» WHAT TO WORK ON
Pull out every line containing the string "this".

━━━━━━━━━━━━━━━━━━━━━━━━━━━━━━

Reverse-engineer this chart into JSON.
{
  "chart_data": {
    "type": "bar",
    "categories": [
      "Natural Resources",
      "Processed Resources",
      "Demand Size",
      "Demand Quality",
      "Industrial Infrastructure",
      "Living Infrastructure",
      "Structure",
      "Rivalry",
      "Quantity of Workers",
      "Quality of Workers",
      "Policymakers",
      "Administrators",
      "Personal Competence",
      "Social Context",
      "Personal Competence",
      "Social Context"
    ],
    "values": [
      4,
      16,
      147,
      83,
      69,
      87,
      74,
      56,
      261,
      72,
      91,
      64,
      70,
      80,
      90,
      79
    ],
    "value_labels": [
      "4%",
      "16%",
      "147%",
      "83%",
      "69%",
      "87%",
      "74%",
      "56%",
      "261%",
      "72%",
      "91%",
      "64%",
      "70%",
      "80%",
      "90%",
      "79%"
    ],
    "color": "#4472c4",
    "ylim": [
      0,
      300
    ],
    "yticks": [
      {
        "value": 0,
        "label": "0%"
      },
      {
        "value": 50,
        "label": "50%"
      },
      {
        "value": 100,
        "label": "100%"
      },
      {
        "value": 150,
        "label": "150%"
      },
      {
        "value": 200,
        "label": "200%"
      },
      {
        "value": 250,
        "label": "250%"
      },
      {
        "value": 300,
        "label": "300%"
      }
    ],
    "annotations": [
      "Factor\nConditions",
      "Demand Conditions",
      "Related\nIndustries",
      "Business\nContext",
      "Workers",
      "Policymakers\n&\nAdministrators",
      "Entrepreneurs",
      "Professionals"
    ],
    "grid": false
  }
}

━━━━━━━━━━━━━━━━━━━━━━━━━━━━━━

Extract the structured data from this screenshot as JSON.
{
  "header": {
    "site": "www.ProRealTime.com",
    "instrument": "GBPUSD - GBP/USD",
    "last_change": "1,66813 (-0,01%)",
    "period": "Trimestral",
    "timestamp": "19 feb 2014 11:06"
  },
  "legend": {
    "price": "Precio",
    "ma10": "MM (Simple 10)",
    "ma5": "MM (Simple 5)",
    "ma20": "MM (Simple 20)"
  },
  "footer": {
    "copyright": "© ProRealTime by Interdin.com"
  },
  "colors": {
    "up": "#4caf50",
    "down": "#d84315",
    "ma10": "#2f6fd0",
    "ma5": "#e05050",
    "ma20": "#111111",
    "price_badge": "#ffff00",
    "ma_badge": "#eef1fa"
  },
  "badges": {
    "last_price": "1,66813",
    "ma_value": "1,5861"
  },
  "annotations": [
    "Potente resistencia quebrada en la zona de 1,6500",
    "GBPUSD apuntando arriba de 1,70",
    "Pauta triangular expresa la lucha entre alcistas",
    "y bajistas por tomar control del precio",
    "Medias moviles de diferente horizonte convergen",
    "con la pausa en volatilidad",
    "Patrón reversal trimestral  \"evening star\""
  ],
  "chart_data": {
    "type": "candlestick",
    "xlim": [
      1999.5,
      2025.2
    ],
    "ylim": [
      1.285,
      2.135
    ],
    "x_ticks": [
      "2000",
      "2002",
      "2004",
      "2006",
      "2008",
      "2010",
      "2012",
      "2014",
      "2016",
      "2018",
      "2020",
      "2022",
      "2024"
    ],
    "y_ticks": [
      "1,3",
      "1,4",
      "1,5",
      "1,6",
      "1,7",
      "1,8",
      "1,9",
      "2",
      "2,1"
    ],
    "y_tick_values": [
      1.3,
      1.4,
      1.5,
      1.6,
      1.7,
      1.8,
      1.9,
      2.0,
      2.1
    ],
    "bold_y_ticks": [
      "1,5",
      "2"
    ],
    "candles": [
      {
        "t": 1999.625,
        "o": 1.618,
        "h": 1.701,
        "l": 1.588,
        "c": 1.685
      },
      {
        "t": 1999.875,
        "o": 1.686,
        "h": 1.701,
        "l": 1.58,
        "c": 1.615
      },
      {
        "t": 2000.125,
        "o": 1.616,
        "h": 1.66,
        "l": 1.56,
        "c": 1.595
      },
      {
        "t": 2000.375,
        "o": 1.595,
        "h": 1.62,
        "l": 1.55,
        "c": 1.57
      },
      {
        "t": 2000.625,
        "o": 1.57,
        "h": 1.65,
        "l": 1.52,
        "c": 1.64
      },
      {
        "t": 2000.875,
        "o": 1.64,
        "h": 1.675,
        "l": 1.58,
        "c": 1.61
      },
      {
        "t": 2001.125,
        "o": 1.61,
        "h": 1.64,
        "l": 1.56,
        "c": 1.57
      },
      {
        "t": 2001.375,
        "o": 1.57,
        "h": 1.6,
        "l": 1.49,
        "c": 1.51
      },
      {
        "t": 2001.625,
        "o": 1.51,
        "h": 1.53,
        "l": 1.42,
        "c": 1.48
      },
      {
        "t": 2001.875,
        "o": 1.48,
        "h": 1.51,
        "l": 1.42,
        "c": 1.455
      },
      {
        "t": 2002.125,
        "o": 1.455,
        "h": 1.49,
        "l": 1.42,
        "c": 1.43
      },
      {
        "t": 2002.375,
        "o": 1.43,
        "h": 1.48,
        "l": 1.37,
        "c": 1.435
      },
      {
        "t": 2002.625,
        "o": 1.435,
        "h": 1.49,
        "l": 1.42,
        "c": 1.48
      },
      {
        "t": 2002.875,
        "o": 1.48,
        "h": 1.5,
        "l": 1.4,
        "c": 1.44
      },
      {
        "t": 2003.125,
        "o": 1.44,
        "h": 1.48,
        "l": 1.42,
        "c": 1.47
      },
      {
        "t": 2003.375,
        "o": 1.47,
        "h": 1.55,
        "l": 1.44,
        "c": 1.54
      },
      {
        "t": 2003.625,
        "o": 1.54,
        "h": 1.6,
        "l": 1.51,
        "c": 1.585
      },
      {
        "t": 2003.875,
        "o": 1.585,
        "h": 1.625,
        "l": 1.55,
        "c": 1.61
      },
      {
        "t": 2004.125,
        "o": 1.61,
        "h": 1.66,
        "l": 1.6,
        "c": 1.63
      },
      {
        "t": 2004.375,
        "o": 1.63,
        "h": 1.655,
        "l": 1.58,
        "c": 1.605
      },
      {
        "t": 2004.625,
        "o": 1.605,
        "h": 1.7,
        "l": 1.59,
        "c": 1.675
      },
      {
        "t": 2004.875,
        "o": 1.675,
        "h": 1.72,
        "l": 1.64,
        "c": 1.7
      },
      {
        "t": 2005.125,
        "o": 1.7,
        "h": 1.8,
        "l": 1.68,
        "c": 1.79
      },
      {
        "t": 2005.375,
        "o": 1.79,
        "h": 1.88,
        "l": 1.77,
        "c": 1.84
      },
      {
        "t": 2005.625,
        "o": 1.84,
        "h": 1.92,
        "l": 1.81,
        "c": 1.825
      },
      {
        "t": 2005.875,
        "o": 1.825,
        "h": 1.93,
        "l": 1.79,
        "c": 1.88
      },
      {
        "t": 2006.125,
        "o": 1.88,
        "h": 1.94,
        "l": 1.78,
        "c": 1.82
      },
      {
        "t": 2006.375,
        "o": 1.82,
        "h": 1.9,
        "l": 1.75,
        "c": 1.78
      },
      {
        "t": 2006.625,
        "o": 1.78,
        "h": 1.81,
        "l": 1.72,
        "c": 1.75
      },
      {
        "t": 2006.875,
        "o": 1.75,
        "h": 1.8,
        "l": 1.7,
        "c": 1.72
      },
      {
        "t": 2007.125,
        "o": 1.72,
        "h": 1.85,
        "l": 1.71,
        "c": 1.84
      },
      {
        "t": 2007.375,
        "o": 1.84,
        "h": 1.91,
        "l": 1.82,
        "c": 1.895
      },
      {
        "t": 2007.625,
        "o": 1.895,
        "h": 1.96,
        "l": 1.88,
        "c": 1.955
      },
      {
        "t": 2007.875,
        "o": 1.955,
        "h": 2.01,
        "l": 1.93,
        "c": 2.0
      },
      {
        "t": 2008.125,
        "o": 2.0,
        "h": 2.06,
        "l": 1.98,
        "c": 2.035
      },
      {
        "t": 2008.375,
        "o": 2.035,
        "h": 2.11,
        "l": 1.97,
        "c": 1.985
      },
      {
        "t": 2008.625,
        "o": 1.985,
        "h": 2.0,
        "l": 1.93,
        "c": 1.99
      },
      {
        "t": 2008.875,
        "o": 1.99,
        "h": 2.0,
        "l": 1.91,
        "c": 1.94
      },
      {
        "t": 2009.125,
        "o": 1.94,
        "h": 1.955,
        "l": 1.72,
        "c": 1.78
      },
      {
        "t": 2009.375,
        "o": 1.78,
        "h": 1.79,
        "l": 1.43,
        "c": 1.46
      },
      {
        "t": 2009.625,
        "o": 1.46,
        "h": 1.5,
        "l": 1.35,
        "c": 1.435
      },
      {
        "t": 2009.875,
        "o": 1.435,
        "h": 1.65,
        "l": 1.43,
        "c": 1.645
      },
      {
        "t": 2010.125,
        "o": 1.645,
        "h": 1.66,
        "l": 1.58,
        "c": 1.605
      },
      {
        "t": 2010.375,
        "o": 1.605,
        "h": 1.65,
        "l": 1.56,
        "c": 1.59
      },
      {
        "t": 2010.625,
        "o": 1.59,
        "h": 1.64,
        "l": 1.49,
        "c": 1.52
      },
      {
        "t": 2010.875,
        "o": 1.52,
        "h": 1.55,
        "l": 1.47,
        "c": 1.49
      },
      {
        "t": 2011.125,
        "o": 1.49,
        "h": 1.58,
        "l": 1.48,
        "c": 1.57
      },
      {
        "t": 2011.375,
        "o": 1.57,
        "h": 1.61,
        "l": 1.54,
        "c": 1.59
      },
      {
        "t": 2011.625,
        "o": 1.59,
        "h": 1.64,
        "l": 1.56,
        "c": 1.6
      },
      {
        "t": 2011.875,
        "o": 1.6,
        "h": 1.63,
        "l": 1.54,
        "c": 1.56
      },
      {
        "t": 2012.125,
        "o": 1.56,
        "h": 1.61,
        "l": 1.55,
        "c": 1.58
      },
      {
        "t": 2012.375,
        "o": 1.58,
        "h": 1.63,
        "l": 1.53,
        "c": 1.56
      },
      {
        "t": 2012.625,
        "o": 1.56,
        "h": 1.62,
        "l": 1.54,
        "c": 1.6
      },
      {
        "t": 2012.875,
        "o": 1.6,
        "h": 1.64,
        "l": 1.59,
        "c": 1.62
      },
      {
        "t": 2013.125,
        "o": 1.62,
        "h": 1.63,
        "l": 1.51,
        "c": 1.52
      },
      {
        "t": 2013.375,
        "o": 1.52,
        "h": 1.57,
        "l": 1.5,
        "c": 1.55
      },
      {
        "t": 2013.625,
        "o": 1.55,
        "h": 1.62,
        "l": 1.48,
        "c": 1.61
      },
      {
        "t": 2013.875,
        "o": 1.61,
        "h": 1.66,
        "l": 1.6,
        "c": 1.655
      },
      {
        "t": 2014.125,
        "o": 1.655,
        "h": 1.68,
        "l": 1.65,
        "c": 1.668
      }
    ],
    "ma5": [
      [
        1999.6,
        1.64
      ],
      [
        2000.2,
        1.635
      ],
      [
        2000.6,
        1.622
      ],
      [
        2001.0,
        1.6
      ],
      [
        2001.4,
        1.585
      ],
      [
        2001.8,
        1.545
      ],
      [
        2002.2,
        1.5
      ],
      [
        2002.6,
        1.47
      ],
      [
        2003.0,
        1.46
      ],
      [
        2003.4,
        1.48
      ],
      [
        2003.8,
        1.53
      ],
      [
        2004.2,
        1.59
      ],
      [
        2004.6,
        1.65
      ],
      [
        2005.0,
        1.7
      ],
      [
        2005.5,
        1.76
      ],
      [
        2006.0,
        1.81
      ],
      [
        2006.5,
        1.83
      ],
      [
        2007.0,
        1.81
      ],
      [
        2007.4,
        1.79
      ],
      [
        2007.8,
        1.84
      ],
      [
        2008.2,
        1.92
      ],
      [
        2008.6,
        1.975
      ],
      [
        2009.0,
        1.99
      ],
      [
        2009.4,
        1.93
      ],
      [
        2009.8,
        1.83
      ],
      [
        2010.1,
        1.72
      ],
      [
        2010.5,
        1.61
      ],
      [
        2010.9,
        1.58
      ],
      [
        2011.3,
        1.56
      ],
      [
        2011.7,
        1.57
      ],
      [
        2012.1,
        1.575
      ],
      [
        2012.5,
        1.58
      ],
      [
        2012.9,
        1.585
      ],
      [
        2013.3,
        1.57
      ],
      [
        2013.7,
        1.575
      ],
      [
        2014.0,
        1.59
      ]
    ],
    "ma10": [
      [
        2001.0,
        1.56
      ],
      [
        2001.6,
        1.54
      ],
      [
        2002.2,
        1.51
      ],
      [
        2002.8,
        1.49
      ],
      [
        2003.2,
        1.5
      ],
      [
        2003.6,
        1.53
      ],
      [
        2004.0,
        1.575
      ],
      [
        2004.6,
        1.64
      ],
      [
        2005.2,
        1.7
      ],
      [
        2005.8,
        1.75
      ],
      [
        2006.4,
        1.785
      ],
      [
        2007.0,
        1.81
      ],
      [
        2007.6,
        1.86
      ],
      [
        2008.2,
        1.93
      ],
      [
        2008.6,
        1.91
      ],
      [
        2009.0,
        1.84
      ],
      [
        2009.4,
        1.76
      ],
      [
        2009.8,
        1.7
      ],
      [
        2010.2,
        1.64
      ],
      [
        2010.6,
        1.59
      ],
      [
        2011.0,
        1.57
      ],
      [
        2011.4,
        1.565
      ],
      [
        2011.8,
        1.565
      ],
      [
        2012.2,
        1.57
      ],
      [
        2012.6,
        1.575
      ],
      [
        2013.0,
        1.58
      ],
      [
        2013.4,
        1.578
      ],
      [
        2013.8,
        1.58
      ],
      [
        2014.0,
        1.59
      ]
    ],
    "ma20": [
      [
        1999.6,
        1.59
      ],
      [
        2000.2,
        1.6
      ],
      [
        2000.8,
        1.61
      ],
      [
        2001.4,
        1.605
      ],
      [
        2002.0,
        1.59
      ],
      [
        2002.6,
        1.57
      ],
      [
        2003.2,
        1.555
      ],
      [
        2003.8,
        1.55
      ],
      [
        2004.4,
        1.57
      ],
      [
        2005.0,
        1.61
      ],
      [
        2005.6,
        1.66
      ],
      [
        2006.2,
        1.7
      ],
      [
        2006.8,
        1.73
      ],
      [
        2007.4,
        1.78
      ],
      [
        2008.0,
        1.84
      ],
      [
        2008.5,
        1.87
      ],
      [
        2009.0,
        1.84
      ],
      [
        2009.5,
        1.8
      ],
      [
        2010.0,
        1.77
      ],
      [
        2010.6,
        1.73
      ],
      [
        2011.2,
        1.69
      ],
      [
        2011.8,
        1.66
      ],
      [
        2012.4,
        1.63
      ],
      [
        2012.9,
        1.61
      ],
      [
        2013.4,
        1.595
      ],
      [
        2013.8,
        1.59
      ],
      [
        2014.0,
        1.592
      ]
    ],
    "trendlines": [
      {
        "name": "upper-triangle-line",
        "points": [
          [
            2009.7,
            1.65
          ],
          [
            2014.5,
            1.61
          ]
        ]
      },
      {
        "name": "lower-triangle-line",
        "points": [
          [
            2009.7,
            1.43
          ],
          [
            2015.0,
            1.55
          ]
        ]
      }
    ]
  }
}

━━━━━━━━━━━━━━━━━━━━━━━━━━━━━━

» RESPONSE BELOW
Reverse-engineer this chart into JSON.
Extract the structured data from this screenshot as JSON.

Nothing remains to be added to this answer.